Input material:
○ ○ ○ ○ ○ ○ ○
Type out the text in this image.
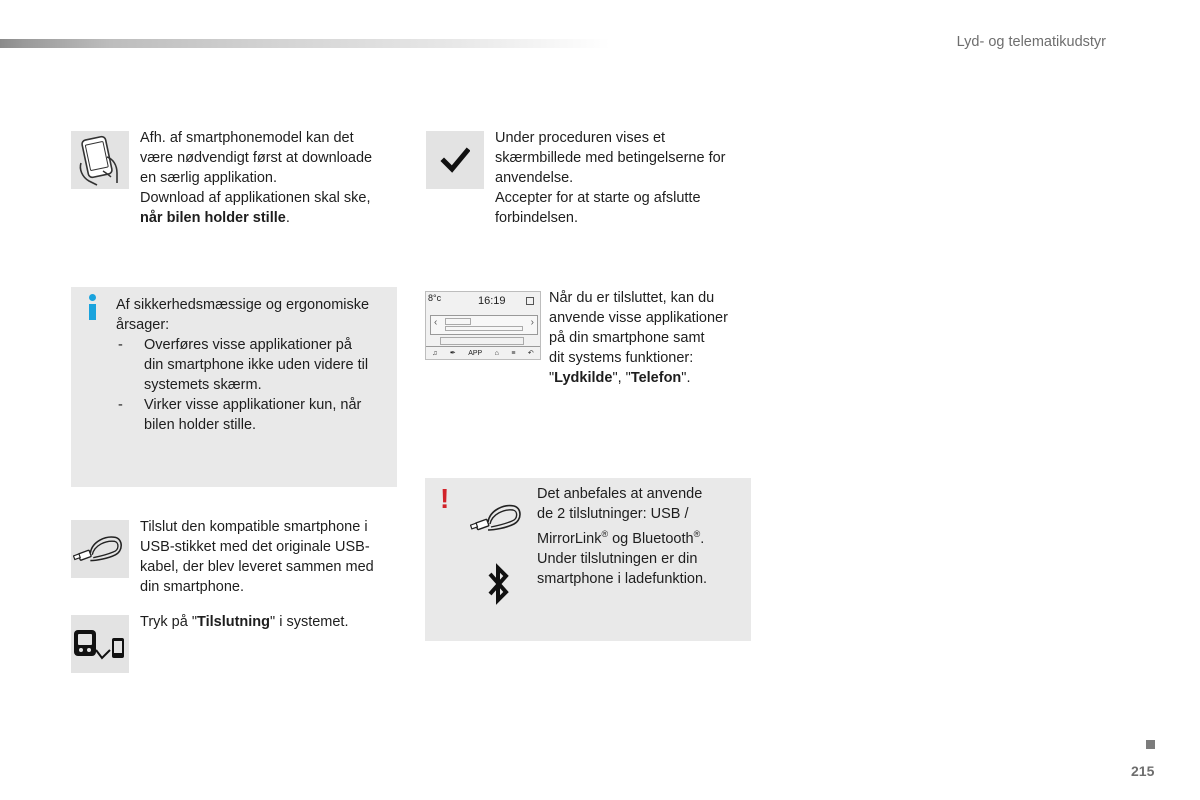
Lyd- og telematikudstyr
Afh. af smartphonemodel kan det
være nødvendigt først at downloade
en særlig applikation.
Download af applikationen skal ske,
når bilen holder stille.
Under proceduren vises et
skærmbillede med betingelserne for
anvendelse.
Accepter for at starte og afslutte
forbindelsen.
Af sikkerhedsmæssige og ergonomiske
årsager:
- Overføres visse applikationer på
din smartphone ikke uden videre til
systemets skærm.
- Virker visse applikationer kun, når
bilen holder stille.
8°c	16:19
‹	›
♫ ✒ APP ⌂ ≡ ↶
Når du er tilsluttet, kan du
anvende visse applikationer
på din smartphone samt
dit systems funktioner:
"Lydkilde", "Telefon".
!	Det anbefales at anvende
de 2 tilslutninger: USB /
MirrorLink® og Bluetooth®.
Under tilslutningen er din
smartphone i ladefunktion.
Tilslut den kompatible smartphone i
USB-stikket med det originale USB-
kabel, der blev leveret sammen med
din smartphone.
Tryk på "Tilslutning" i systemet.
215
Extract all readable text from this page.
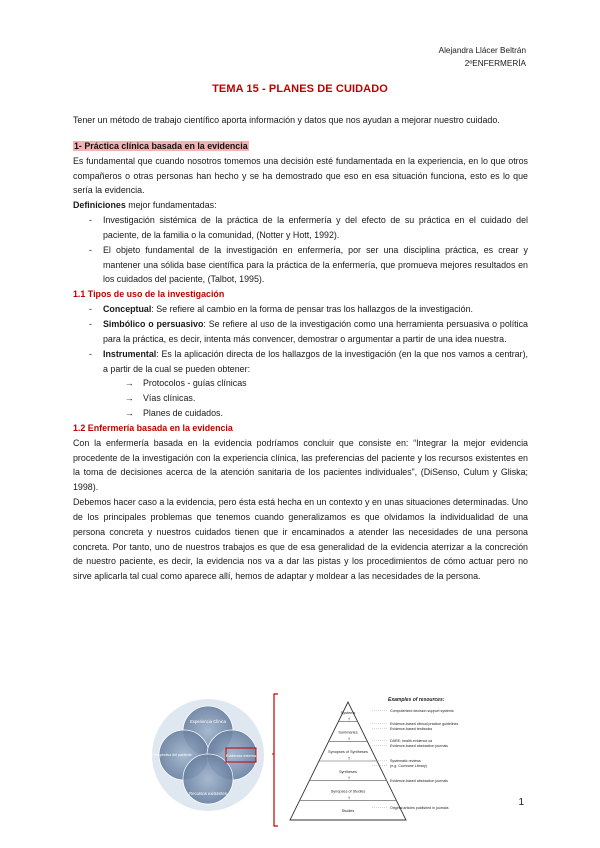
Alejandra Llácer Beltrán
2ºENFERMERÍA
TEMA 15 - PLANES DE CUIDADO

Tener un método de trabajo científico aporta información y datos que nos ayudan a mejorar nuestro cuidado.

1- Práctica clínica basada en la evidencia

Es fundamental que cuando nosotros tomemos una decisión esté fundamentada en la experiencia, en lo que otros compañeros o otras personas han hecho y se ha demostrado que eso en esa situación funciona, esto es lo que sería la evidencia.

Definiciones mejor fundamentadas:

- Investigación sistémica de la práctica de la enfermería y del efecto de su práctica en el cuidado del paciente, de la familia o la comunidad, (Notter y Hott, 1992).
- El objeto fundamental de la investigación en enfermería, por ser una disciplina práctica, es crear y mantener una sólida base científica para la práctica de la enfermería, que promueva mejores resultados en los cuidados del paciente, (Talbot, 1995).

1.1 Tipos de uso de la investigación

- Conceptual: Se refiere al cambio en la forma de pensar tras los hallazgos de la investigación.
- Simbólico o persuasivo: Se refiere al uso de la investigación como una herramienta persuasiva o política para la práctica, es decir, intenta más convencer, demostrar o argumentar a partir de una idea nuestra.
- Instrumental: Es la aplicación directa de los hallazgos de la investigación (en la que nos vamos a centrar), a partir de la cual se pueden obtener:
→ Protocolos - guías clínicas
→ Vías clínicas.
→ Planes de cuidados.

1.2 Enfermería basada en la evidencia

Con la enfermería basada en la evidencia podríamos concluir que consiste en: “Integrar la mejor evidencia procedente de la investigación con la experiencia clínica, las preferencias del paciente y los recursos existentes en la toma de decisiones acerca de la atención sanitaria de los pacientes individuales”, (DiSenso, Culum y Gliska; 1998).

Debemos hacer caso a la evidencia, pero ésta está hecha en un contexto y en unas situaciones determinadas. Uno de los principales problemas que tenemos cuando generalizamos es que olvidamos la individualidad de una persona concreta y nuestros cuidados tienen que ir encaminados a atender las necesidades de una persona concreta. Por tanto, uno de nuestros trabajos es que de esa generalidad de la evidencia aterrizar a la concreción de nuestro paciente, es decir, la evidencia nos va a dar las pistas y los procedimientos de cómo actuar pero no sirve aplicarla tal cual como aparece allí, hemos de adaptar y moldear a las necesidades de la persona.

Experiencia Clínica
Perspectiva del paciente	Evidencia externa
Recursos existentes
Systems
↑
Summaries
↑
Synopses of Syntheses
↑
Syntheses
↑
Synopses of Studies
↑
Studies
Examples of resources:
Computerized decision support systems
Evidence-based clinical practice guidelines
Evidence-based textbooks
DARE; health-evidence.ca
Evidence-based abstraction journals
Systematic reviews
(e.g. Cochrane Library)
Evidence-based abstraction journals
Original articles published in journals	1
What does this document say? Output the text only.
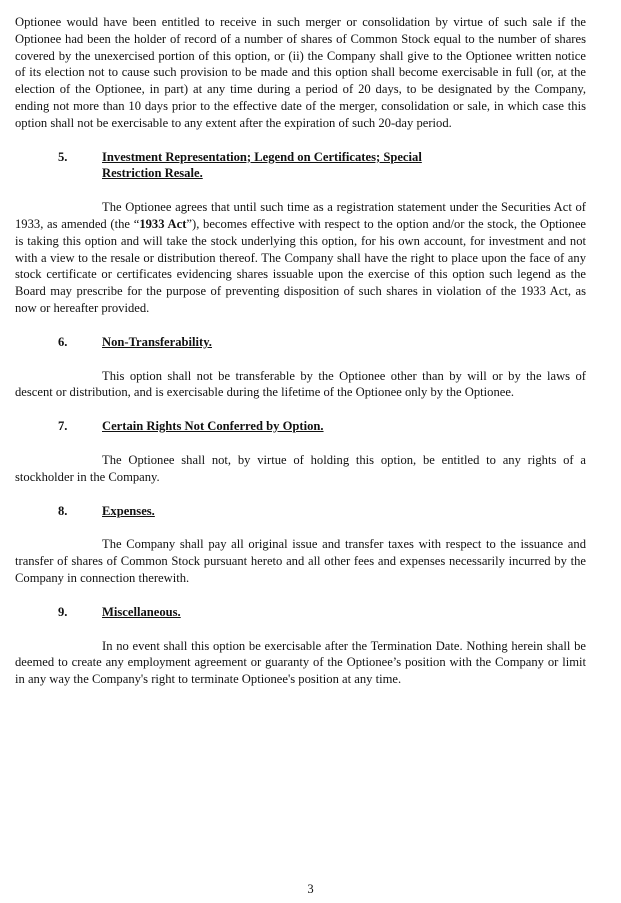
Optionee would have been entitled to receive in such merger or consolidation by virtue of such sale if the Optionee had been the holder of record of a number of shares of Common Stock equal to the number of shares covered by the unexercised portion of this option, or (ii) the Company shall give to the Optionee written notice of its election not to cause such provision to be made and this option shall become exercisable in full (or, at the election of the Optionee, in part) at any time during a period of 20 days, to be designated by the Company, ending not more than 10 days prior to the effective date of the merger, consolidation or sale, in which case this option shall not be exercisable to any extent after the expiration of such 20-day period.

5.	Investment Representation; Legend on Certificates; Special Restriction Resale.

The Optionee agrees that until such time as a registration statement under the Securities Act of 1933, as amended (the “1933 Act”), becomes effective with respect to the option and/or the stock, the Optionee is taking this option and will take the stock underlying this option, for his own account, for investment and not with a view to the resale or distribution thereof. The Company shall have the right to place upon the face of any stock certificate or certificates evidencing shares issuable upon the exercise of this option such legend as the Board may prescribe for the purpose of preventing disposition of such shares in violation of the 1933 Act, as now or hereafter provided.

6.	Non-Transferability.

This option shall not be transferable by the Optionee other than by will or by the laws of descent or distribution, and is exercisable during the lifetime of the Optionee only by the Optionee.

7.	Certain Rights Not Conferred by Option.

The Optionee shall not, by virtue of holding this option, be entitled to any rights of a stockholder in the Company.

8.	Expenses.

The Company shall pay all original issue and transfer taxes with respect to the issuance and transfer of shares of Common Stock pursuant hereto and all other fees and expenses necessarily incurred by the Company in connection therewith.

9.	Miscellaneous.

In no event shall this option be exercisable after the Termination Date. Nothing herein shall be deemed to create any employment agreement or guaranty of the Optionee’s position with the Company or limit in any way the Company's right to terminate Optionee's position at any time.

3
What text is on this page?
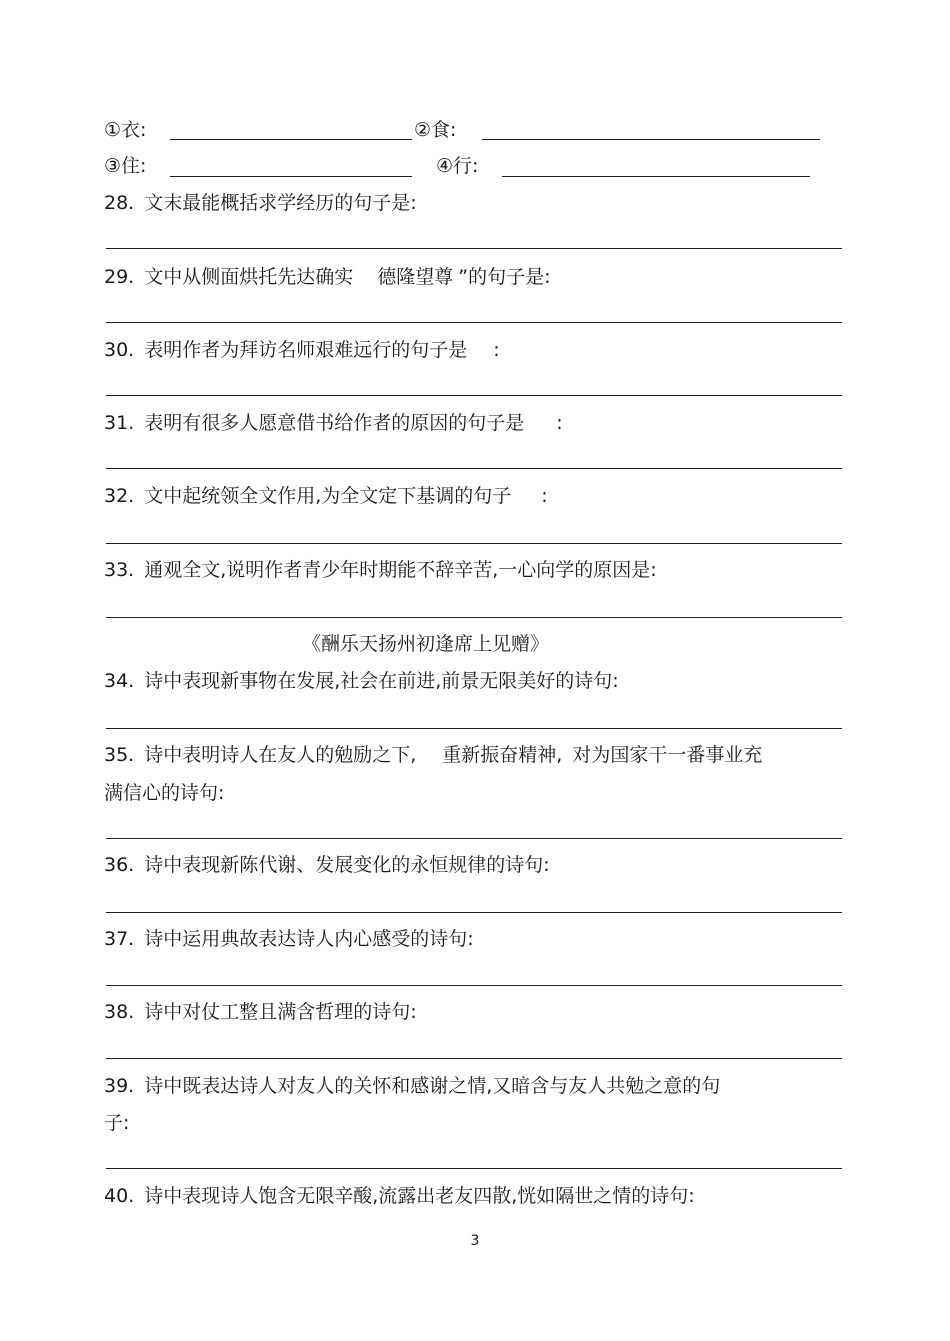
①衣:	②食:
③住:	④行:
28. 文末最能概括求学经历的句子是:
29. 文中从侧面烘托先达确实 德隆望尊 ”的句子是:
30. 表明作者为拜访名师艰难远行的句子是 :
31. 表明有很多人愿意借书给作者的原因的句子是 :
32. 文中起统领全文作用,为全文定下基调的句子 :
33. 通观全文,说明作者青少年时期能不辞辛苦,一心向学的原因是:
《酬乐天扬州初逢席上见赠》
34. 诗中表现新事物在发展,社会在前进,前景无限美好的诗句:
35. 诗中表明诗人在友人的勉励之下, 重新振奋精神, 对为国家干一番事业充
满信心的诗句:
36. 诗中表现新陈代谢、发展变化的永恒规律的诗句:
37. 诗中运用典故表达诗人内心感受的诗句:
38. 诗中对仗工整且满含哲理的诗句:
39. 诗中既表达诗人对友人的关怀和感谢之情,又暗含与友人共勉之意的句
子:
40. 诗中表现诗人饱含无限辛酸,流露出老友四散,恍如隔世之情的诗句:
3
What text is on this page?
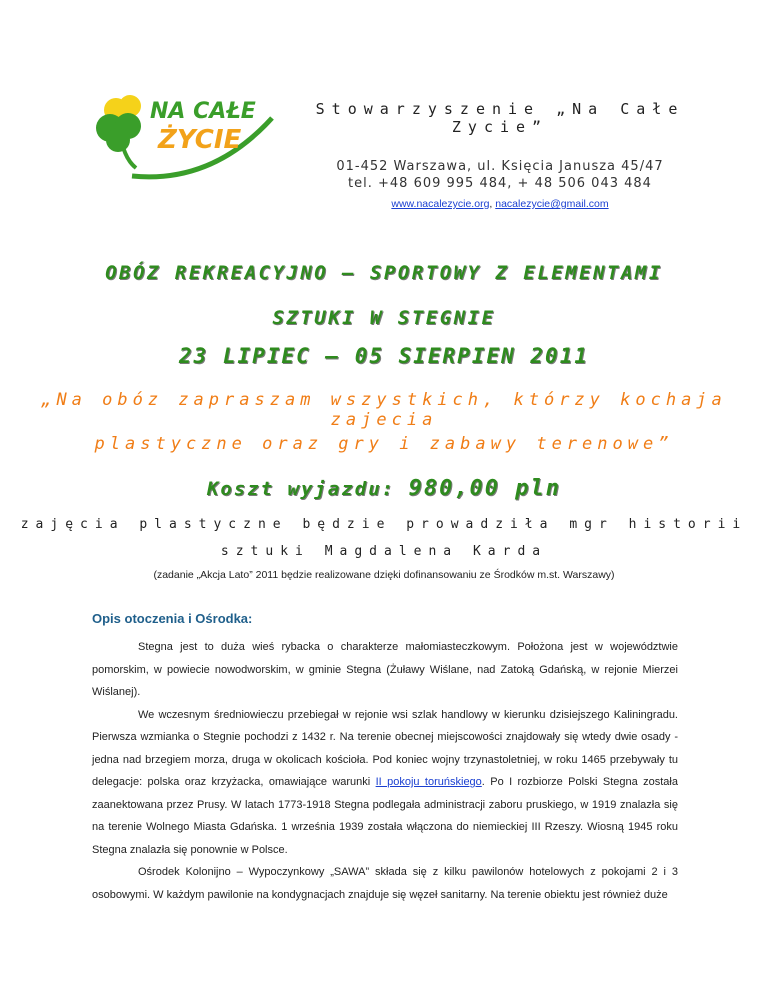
NA CAŁE
ŻYCIE

Stowarzyszenie „Na Całe Zycie”

01-452 Warszawa, ul. Księcia Janusza 45/47
tel. +48 609 995 484, + 48 506 043 484
www.nacalezycie.org, nacalezycie@gmail.com
OBÓZ REKREACYJNO – SPORTOWY Z ELEMENTAMI
SZTUKI W STEGNIE
23 LIPIEC – 05 SIERPIEN 2011
„Na obóz zapraszam wszystkich, którzy kochaja zajecia
plastyczne oraz gry i zabawy terenowe”
Koszt wyjazdu: 980,00 pln
zajęcia plastyczne będzie prowadziła mgr historii
sztuki Magdalena Karda
(zadanie „Akcja Lato” 2011 będzie realizowane dzięki dofinansowaniu ze Środków m.st. Warszawy)
Opis otoczenia i Ośrodka:

Stegna jest to duża wieś rybacka o charakterze małomiasteczkowym. Położona jest w województwie pomorskim, w powiecie nowodworskim, w gminie Stegna (Żuławy Wiślane, nad Zatoką Gdańską, w rejonie Mierzei Wiślanej).

We wczesnym średniowieczu przebiegał w rejonie wsi szlak handlowy w kierunku dzisiejszego Kaliningradu. Pierwsza wzmianka o Stegnie pochodzi z 1432 r. Na terenie obecnej miejscowości znajdowały się wtedy dwie osady - jedna nad brzegiem morza, druga w okolicach kościoła. Pod koniec wojny trzynastoletniej, w roku 1465 przebywały tu delegacje: polska oraz krzyżacka, omawiające warunki II pokoju toruńskiego. Po I rozbiorze Polski Stegna została zaanektowana przez Prusy. W latach 1773-1918 Stegna podlegała administracji zaboru pruskiego, w 1919 znalazła się na terenie Wolnego Miasta Gdańska. 1 września 1939 została włączona do niemieckiej III Rzeszy. Wiosną 1945 roku Stegna znalazła się ponownie w Polsce.

Ośrodek Kolonijno – Wypoczynkowy „SAWA” składa się z kilku pawilonów hotelowych z pokojami 2 i 3 osobowymi. W każdym pawilonie na kondygnacjach znajduje się węzeł sanitarny. Na terenie obiektu jest również duże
○ ○ ○ ○ ○ ○ ○
Problem to work on: What is the number of lines that contain "clínicas"? Reply with that number alone.

Solved problem: 2